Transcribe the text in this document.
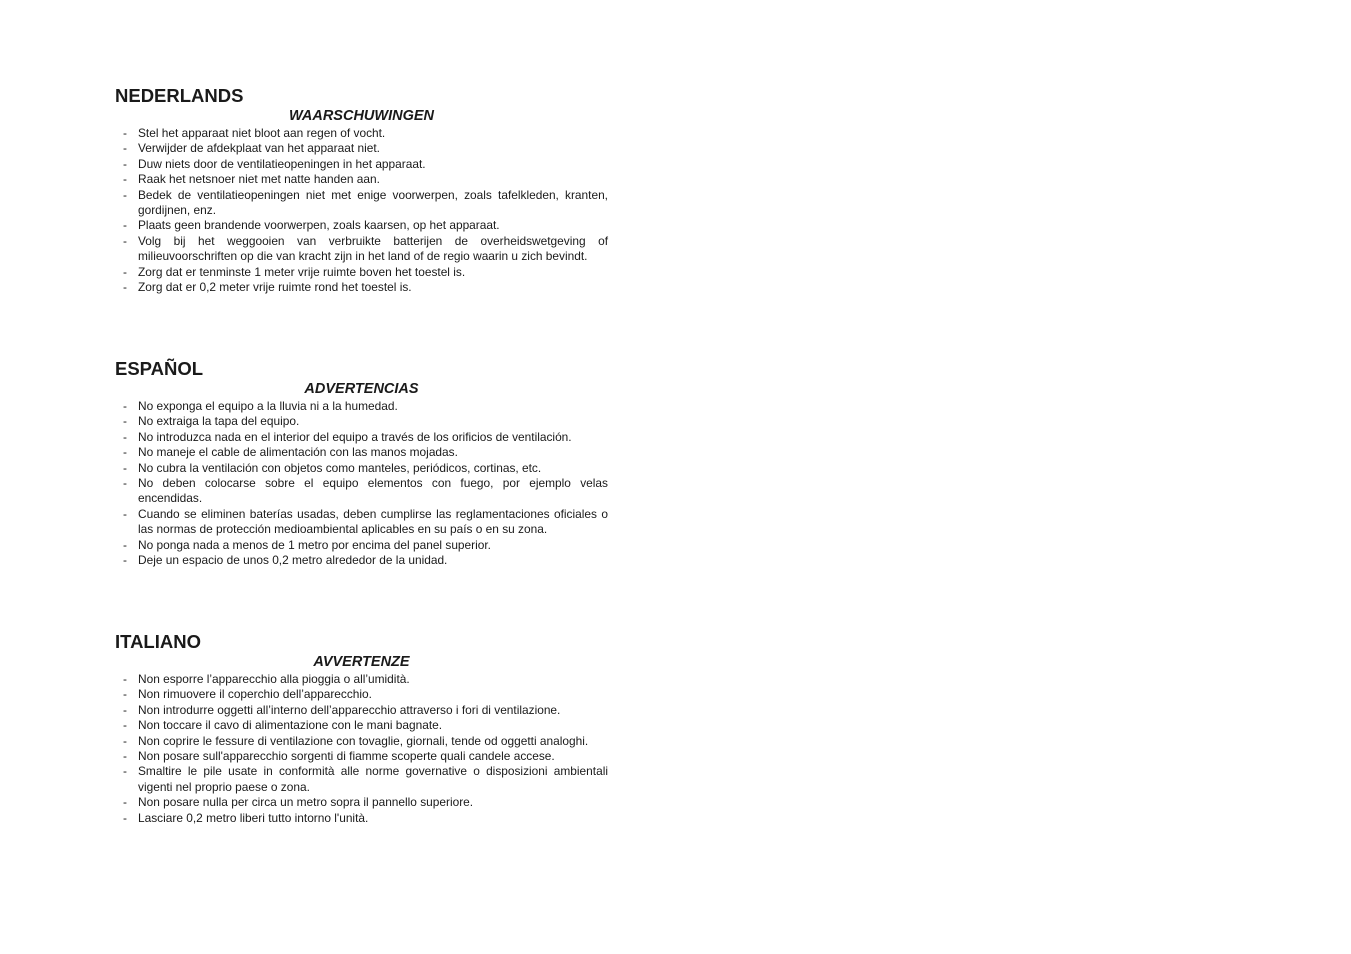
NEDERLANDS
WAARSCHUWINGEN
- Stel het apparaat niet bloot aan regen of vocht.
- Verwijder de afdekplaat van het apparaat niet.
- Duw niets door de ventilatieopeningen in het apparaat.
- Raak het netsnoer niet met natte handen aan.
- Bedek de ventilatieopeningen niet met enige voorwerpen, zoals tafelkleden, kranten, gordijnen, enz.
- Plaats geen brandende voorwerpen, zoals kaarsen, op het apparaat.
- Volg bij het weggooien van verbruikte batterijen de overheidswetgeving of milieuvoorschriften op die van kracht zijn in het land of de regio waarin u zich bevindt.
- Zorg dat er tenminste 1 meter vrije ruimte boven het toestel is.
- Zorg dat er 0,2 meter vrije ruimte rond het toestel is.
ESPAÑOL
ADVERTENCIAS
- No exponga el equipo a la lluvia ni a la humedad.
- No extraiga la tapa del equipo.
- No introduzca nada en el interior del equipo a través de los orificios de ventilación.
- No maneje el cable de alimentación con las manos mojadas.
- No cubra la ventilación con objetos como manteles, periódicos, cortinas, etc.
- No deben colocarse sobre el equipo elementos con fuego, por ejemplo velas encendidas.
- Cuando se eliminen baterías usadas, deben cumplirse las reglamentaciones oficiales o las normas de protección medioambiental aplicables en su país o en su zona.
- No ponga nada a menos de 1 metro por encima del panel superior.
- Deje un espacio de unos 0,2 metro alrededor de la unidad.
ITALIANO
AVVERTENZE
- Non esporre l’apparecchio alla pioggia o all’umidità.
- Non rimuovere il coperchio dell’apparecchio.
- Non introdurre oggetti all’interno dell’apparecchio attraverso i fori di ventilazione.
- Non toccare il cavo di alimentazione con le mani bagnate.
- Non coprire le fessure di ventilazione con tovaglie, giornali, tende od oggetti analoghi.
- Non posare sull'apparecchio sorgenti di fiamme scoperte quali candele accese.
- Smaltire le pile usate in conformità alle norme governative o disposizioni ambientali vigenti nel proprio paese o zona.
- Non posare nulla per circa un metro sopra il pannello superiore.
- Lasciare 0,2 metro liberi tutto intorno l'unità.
========
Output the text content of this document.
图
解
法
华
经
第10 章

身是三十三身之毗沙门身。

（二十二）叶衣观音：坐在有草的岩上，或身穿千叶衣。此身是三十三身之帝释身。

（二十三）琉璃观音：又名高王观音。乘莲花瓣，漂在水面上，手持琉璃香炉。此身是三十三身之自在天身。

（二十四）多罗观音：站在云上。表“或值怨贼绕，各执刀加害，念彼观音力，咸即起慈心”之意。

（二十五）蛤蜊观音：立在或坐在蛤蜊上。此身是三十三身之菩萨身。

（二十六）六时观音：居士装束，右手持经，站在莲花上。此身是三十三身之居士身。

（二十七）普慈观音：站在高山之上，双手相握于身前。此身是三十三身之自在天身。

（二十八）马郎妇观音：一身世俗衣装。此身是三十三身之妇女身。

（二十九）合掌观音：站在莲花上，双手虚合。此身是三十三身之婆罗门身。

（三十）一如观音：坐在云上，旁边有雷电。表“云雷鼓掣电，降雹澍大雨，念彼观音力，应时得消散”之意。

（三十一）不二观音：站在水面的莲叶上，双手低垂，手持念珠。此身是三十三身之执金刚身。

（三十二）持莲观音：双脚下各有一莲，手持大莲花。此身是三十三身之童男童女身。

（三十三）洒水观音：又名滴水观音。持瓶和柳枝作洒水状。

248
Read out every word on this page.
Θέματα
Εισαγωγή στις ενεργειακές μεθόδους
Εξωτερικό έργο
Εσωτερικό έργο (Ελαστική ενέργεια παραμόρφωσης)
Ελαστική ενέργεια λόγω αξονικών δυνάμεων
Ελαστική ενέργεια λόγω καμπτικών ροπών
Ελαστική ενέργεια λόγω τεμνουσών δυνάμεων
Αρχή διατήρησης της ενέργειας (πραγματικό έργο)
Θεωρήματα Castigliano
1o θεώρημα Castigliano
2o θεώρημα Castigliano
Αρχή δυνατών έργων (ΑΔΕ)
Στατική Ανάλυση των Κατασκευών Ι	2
========
**What is needed**
Extract every line above that contains the word "Ελαστική".

**Exercise answer**
Εσωτερικό έργο (Ελαστική ενέργεια παραμόρφωσης)
Ελαστική ενέργεια λόγω αξονικών δυνάμεων
Ελαστική ενέργεια λόγω καμπτικών ροπών
Ελαστική ενέργεια λόγω τεμνουσών δυνάμεων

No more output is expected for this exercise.